Listed records:
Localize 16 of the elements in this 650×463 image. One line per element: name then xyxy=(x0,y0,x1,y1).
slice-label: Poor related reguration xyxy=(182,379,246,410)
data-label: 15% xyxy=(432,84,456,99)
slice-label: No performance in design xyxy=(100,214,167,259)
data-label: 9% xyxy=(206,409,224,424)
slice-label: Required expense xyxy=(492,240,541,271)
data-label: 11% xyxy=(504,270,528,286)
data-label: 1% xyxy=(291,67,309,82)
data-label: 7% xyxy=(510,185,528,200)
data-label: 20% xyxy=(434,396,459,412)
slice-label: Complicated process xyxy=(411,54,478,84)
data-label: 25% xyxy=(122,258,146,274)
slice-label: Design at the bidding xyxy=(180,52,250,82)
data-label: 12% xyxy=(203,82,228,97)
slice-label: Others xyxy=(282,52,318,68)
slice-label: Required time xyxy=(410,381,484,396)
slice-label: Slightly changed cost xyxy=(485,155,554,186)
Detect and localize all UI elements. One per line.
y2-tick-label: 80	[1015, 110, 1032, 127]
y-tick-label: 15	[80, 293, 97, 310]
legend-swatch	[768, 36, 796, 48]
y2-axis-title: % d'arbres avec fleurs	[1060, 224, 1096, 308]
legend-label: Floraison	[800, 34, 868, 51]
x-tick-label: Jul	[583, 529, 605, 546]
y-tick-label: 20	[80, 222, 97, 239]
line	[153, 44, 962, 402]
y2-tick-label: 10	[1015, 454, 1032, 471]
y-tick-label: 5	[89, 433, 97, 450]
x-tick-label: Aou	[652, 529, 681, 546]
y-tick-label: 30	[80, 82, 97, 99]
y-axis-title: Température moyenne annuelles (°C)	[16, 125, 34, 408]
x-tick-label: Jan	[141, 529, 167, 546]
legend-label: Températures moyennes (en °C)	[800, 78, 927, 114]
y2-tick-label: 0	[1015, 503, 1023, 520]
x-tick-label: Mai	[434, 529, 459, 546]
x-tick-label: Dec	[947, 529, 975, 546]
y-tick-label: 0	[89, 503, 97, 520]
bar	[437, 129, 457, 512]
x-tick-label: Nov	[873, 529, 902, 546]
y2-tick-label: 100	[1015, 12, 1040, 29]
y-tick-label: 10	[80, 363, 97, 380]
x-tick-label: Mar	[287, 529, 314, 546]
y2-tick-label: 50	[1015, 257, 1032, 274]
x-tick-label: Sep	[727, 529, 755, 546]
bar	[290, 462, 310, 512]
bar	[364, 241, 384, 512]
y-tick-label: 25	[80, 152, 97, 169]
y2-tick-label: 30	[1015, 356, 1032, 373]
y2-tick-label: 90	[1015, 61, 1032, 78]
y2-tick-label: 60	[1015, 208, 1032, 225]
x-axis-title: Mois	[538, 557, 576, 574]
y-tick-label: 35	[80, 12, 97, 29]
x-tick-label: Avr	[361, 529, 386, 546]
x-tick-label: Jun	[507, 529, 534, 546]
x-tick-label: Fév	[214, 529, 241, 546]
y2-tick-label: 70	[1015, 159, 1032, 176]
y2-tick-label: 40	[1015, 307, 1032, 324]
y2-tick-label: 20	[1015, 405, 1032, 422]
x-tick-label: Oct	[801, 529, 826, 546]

What is asked: Copy out word for word everything from the beginning of the items above down to the line that contains "529, 902, 546]", including that line.

Right answer:
Localize 16 of the elements in this 650×463 image. One line per element: name then xyxy=(x0,y0,x1,y1).
slice-label: Poor related reguration xyxy=(182,379,246,410)
data-label: 15% xyxy=(432,84,456,99)
slice-label: No performance in design xyxy=(100,214,167,259)
data-label: 9% xyxy=(206,409,224,424)
slice-label: Required expense xyxy=(492,240,541,271)
data-label: 11% xyxy=(504,270,528,286)
data-label: 1% xyxy=(291,67,309,82)
data-label: 7% xyxy=(510,185,528,200)
data-label: 20% xyxy=(434,396,459,412)
slice-label: Complicated process xyxy=(411,54,478,84)
data-label: 25% xyxy=(122,258,146,274)
slice-label: Design at the bidding xyxy=(180,52,250,82)
data-label: 12% xyxy=(203,82,228,97)
slice-label: Others xyxy=(282,52,318,68)
slice-label: Required time xyxy=(410,381,484,396)
slice-label: Slightly changed cost xyxy=(485,155,554,186)
Detect and localize all UI elements. One per line.
y2-tick-label: 80	[1015, 110, 1032, 127]
y-tick-label: 15	[80, 293, 97, 310]
legend-swatch	[768, 36, 796, 48]
y2-axis-title: % d'arbres avec fleurs	[1060, 224, 1096, 308]
legend-label: Floraison	[800, 34, 868, 51]
x-tick-label: Jul	[583, 529, 605, 546]
y-tick-label: 20	[80, 222, 97, 239]
line	[153, 44, 962, 402]
y2-tick-label: 10	[1015, 454, 1032, 471]
y-tick-label: 5	[89, 433, 97, 450]
x-tick-label: Aou	[652, 529, 681, 546]
y-tick-label: 30	[80, 82, 97, 99]
y-axis-title: Température moyenne annuelles (°C)	[16, 125, 34, 408]
x-tick-label: Jan	[141, 529, 167, 546]
legend-label: Températures moyennes (en °C)	[800, 78, 927, 114]
y2-tick-label: 0	[1015, 503, 1023, 520]
x-tick-label: Mai	[434, 529, 459, 546]
x-tick-label: Dec	[947, 529, 975, 546]
y-tick-label: 0	[89, 503, 97, 520]
bar	[437, 129, 457, 512]
x-tick-label: Nov	[873, 529, 902, 546]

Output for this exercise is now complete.